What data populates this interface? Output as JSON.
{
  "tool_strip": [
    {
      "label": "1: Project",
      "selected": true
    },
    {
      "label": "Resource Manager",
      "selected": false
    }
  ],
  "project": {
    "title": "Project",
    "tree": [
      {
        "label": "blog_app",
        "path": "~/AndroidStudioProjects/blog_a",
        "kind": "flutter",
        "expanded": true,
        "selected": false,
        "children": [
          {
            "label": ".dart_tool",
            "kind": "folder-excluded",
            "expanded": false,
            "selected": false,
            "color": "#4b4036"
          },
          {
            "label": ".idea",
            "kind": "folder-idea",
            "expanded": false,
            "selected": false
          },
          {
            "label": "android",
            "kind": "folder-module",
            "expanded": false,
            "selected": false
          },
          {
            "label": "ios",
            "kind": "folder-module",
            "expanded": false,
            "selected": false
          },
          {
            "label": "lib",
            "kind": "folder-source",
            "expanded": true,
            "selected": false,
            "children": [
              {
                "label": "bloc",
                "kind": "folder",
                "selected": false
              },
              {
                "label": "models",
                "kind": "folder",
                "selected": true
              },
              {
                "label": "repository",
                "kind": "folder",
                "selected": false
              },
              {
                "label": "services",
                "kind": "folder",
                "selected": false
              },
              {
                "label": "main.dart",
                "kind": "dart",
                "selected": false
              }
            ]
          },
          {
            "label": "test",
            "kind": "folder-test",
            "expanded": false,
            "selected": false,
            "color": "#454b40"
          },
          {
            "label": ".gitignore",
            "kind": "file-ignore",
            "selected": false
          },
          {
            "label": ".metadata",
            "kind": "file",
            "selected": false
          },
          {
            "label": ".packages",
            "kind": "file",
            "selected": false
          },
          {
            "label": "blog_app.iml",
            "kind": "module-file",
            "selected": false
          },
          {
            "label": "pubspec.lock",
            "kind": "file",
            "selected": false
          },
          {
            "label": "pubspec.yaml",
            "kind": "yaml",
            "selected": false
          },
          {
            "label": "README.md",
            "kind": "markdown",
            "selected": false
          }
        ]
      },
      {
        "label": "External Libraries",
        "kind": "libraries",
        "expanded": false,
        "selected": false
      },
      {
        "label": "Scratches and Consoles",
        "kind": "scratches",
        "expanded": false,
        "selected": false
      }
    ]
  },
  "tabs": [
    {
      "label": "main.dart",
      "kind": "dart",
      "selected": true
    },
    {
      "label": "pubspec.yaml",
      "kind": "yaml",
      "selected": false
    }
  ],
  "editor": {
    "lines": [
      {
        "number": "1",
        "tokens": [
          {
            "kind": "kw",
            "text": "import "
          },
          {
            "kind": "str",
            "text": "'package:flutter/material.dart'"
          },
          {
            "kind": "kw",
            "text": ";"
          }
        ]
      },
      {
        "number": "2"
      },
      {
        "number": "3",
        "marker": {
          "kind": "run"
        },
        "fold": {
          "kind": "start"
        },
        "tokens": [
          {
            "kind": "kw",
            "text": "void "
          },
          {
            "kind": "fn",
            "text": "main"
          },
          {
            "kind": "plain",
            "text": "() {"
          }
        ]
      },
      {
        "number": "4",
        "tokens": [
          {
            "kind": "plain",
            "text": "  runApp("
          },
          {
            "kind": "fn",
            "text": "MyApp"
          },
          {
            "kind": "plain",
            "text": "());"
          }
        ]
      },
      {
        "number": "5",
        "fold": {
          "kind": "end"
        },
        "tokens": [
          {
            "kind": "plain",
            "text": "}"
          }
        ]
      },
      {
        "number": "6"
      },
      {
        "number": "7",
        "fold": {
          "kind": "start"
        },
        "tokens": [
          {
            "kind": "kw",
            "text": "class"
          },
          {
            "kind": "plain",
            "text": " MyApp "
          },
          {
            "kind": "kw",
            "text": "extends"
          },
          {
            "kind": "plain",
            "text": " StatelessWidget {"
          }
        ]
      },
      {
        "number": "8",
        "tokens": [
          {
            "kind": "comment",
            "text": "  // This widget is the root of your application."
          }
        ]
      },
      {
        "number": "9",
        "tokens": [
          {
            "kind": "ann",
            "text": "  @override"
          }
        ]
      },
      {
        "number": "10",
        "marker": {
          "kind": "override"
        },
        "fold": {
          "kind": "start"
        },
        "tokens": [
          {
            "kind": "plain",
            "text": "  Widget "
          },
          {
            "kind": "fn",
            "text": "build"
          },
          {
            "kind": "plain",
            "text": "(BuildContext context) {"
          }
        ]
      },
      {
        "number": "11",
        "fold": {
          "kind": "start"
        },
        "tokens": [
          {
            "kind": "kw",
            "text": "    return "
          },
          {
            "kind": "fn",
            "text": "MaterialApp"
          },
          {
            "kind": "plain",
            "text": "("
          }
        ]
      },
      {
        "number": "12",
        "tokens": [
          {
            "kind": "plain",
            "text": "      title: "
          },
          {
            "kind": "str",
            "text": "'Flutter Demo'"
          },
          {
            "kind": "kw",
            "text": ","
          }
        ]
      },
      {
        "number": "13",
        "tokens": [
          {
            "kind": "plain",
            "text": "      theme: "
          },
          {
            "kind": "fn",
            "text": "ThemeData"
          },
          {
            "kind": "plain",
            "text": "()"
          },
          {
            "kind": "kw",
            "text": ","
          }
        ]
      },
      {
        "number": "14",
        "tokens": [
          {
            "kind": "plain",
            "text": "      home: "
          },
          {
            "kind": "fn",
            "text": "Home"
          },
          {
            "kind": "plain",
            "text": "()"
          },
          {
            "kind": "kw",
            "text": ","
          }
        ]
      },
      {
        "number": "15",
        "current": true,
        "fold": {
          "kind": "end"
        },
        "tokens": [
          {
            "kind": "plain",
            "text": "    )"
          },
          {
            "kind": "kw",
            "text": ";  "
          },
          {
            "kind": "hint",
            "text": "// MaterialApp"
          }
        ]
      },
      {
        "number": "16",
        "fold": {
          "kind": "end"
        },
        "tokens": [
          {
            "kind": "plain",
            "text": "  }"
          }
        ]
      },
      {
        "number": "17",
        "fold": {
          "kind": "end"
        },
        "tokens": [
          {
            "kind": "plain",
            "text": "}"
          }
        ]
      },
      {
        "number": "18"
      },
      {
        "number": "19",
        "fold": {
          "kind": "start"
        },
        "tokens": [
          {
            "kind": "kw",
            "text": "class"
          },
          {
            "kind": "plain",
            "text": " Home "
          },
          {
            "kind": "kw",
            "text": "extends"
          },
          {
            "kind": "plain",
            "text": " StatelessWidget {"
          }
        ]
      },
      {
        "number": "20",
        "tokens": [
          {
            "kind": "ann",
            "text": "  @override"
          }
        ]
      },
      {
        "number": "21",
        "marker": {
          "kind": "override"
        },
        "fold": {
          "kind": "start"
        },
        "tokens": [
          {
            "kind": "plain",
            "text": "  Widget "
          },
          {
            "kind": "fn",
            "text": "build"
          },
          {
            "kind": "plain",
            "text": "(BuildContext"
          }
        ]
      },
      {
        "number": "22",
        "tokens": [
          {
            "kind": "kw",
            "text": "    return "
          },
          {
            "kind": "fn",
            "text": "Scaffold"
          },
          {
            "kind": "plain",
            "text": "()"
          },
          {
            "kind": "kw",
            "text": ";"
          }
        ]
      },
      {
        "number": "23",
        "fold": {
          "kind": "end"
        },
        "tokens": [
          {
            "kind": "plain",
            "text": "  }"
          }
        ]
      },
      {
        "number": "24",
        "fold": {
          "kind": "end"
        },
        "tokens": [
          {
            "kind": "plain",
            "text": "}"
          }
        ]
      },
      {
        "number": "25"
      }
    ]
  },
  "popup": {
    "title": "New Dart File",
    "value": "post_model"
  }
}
=======
▶ _What is required_
Reproduce each entry from the records above, character for character.

▶ _Reply to the task_
What data populates this interface? Output as JSON.
{
  "tool_strip": [
    {
      "label": "1: Project",
      "selected": true
    },
    {
      "label": "Resource Manager",
      "selected": false
    }
  ],
  "project": {
    "title": "Project",
    "tree": [
      {
        "label": "blog_app",
        "path": "~/AndroidStudioProjects/blog_a",
        "kind": "flutter",
        "expanded": true,
        "selected": false,
        "children": [
          {
            "label": ".dart_tool",
            "kind": "folder-excluded",
            "expanded": false,
            "selected": false,
            "color": "#4b4036"
          },
          {
            "label": ".idea",
            "kind": "folder-idea",
            "expanded": false,
            "selected": false
          },
          {
            "label": "android",
            "kind": "folder-module",
            "expanded": false,
            "selected": false
          },
          {
            "label": "ios",
            "kind": "folder-module",
            "expanded": false,
            "selected": false
          },
          {
            "label": "lib",
            "kind": "folder-source",
            "expanded": true,
            "selected": false,
            "children": [
              {
                "label": "bloc",
                "kind": "folder",
                "selected": false
              },
              {
                "label": "models",
                "kind": "folder",
                "selected": true
              },
              {
                "label": "repository",
                "kind": "folder",
                "selected": false
              },
              {
                "label": "services",
                "kind": "folder",
                "selected": false
              },
              {
                "label": "main.dart",
                "kind": "dart",
                "selected": false
              }
            ]
          },
          {
            "label": "test",
            "kind": "folder-test",
            "expanded": false,
            "selected": false,
            "color": "#454b40"
          },
          {
            "label": ".gitignore",
            "kind": "file-ignore",
            "selected": false
          },
          {
            "label": ".metadata",
            "kind": "file",
            "selected": false
          },
          {
            "label": ".packages",
            "kind": "file",
            "selected": false
          },
          {
            "label": "blog_app.iml",
            "kind": "module-file",
            "selected": false
          },
          {
            "label": "pubspec.lock",
            "kind": "file",
            "selected": false
          },
          {
            "label": "pubspec.yaml",
            "kind": "yaml",
            "selected": false
          },
          {
            "label": "README.md",
            "kind": "markdown",
            "selected": false
          }
        ]
      },
      {
        "label": "External Libraries",
        "kind": "libraries",
        "expanded": false,
        "selected": false
      },
      {
        "label": "Scratches and Consoles",
        "kind": "scratches",
        "expanded": false,
        "selected": false
      }
    ]
  },
  "tabs": [
    {
      "label": "main.dart",
      "kind": "dart",
      "selected": true
    },
    {
      "label": "pubspec.yaml",
      "kind": "yaml",
      "selected": false
    }
  ],
  "editor": {
    "lines": [
      {
        "number": "1",
        "tokens": [
          {
            "kind": "kw",
            "text": "import "
          },
          {
            "kind": "str",
            "text": "'package:flutter/material.dart'"
          },
          {
            "kind": "kw",
            "text": ";"
          }
        ]
      },
      {
        "number": "2"
      },
      {
        "number": "3",
        "marker": {
          "kind": "run"
        },
        "fold": {
          "kind": "start"
        },
        "tokens": [
          {
            "kind": "kw",
            "text": "void "
          },
          {
            "kind": "fn",
            "text": "main"
          },
          {
            "kind": "plain",
            "text": "() {"
          }
        ]
      },
      {
        "number": "4",
        "tokens": [
          {
            "kind": "plain",
            "text": "  runApp("
          },
          {
            "kind": "fn",
            "text": "MyApp"
          },
          {
            "kind": "plain",
            "text": "());"
          }
        ]
      },
      {
        "number": "5",
        "fold": {
          "kind": "end"
        },
        "tokens": [
          {
            "kind": "plain",
            "text": "}"
          }
        ]
      },
      {
        "number": "6"
      },
      {
        "number": "7",
        "fold": {
          "kind": "start"
        },
        "tokens": [
          {
            "kind": "kw",
            "text": "class"
          },
          {
            "kind": "plain",
            "text": " MyApp "
          },
          {
            "kind": "kw",
            "text": "extends"
          },
          {
            "kind": "plain",
            "text": " StatelessWidget {"
          }
        ]
      },
      {
        "number": "8",
        "tokens": [
          {
            "kind": "comment",
            "text": "  // This widget is the root of your application."
          }
        ]
      },
      {
        "number": "9",
        "tokens": [
          {
            "kind": "ann",
            "text": "  @override"
          }
        ]
      },
      {
        "number": "10",
        "marker": {
          "kind": "override"
        },
        "fold": {
          "kind": "start"
        },
        "tokens": [
          {
            "kind": "plain",
            "text": "  Widget "
          },
          {
            "kind": "fn",
            "text": "build"
          },
          {
            "kind": "plain",
            "text": "(BuildContext context) {"
          }
        ]
      },
      {
        "number": "11",
        "fold": {
          "kind": "start"
        },
        "tokens": [
          {
            "kind": "kw",
            "text": "    return "
          },
          {
            "kind": "fn",
            "text": "MaterialApp"
          },
          {
            "kind": "plain",
            "text": "("
          }
        ]
      },
      {
        "number": "12",
        "tokens": [
          {
            "kind": "plain",
            "text": "      title: "
          },
          {
            "kind": "str",
            "text": "'Flutter Demo'"
          },
          {
            "kind": "kw",
            "text": ","
          }
        ]
      },
      {
        "number": "13",
        "tokens": [
          {
            "kind": "plain",
            "text": "      theme: "
          },
          {
            "kind": "fn",
            "text": "ThemeData"
          },
          {
            "kind": "plain",
            "text": "()"
          },
          {
            "kind": "kw",
            "text": ","
          }
        ]
      },
      {
        "number": "14",
        "tokens": [
          {
            "kind": "plain",
            "text": "      home: "
          },
          {
            "kind": "fn",
            "text": "Home"
          },
          {
            "kind": "plain",
            "text": "()"
          },
          {
            "kind": "kw",
            "text": ","
          }
        ]
      },
      {
        "number": "15",
        "current": true,
        "fold": {
          "kind": "end"
        },
        "tokens": [
          {
            "kind": "plain",
            "text": "    )"
          },
          {
            "kind": "kw",
            "text": ";  "
          },
          {
            "kind": "hint",
            "text": "// MaterialApp"
          }
        ]
      },
      {
        "number": "16",
        "fold": {
          "kind": "end"
        },
        "tokens": [
          {
            "kind": "plain",
            "text": "  }"
          }
        ]
      },
      {
        "number": "17",
        "fold": {
          "kind": "end"
        },
        "tokens": [
          {
            "kind": "plain",
            "text": "}"
          }
        ]
      },
      {
        "number": "18"
      },
      {
        "number": "19",
        "fold": {
          "kind": "start"
        },
        "tokens": [
          {
            "kind": "kw",
            "text": "class"
          },
          {
            "kind": "plain",
            "text": " Home "
          },
          {
            "kind": "kw",
            "text": "extends"
          },
          {
            "kind": "plain",
            "text": " StatelessWidget {"
          }
        ]
      },
      {
        "number": "20",
        "tokens": [
          {
            "kind": "ann",
            "text": "  @override"
          }
        ]
      },
      {
        "number": "21",
        "marker": {
          "kind": "override"
        },
        "fold": {
          "kind": "start"
        },
        "tokens": [
          {
            "kind": "plain",
            "text": "  Widget "
          },
          {
            "kind": "fn",
            "text": "build"
          },
          {
            "kind": "plain",
            "text": "(BuildContext"
          }
        ]
      },
      {
        "number": "22",
        "tokens": [
          {
            "kind": "kw",
            "text": "    return "
          },
          {
            "kind": "fn",
            "text": "Scaffold"
          },
          {
            "kind": "plain",
            "text": "()"
          },
          {
            "kind": "kw",
            "text": ";"
          }
        ]
      },
      {
        "number": "23",
        "fold": {
          "kind": "end"
        },
        "tokens": [
          {
            "kind": "plain",
            "text": "  }"
          }
        ]
      },
      {
        "number": "24",
        "fold": {
          "kind": "end"
        },
        "tokens": [
          {
            "kind": "plain",
            "text": "}"
          }
        ]
      },
      {
        "number": "25"
      }
    ]
  },
  "popup": {
    "title": "New Dart File",
    "value": "post_model"
  }
}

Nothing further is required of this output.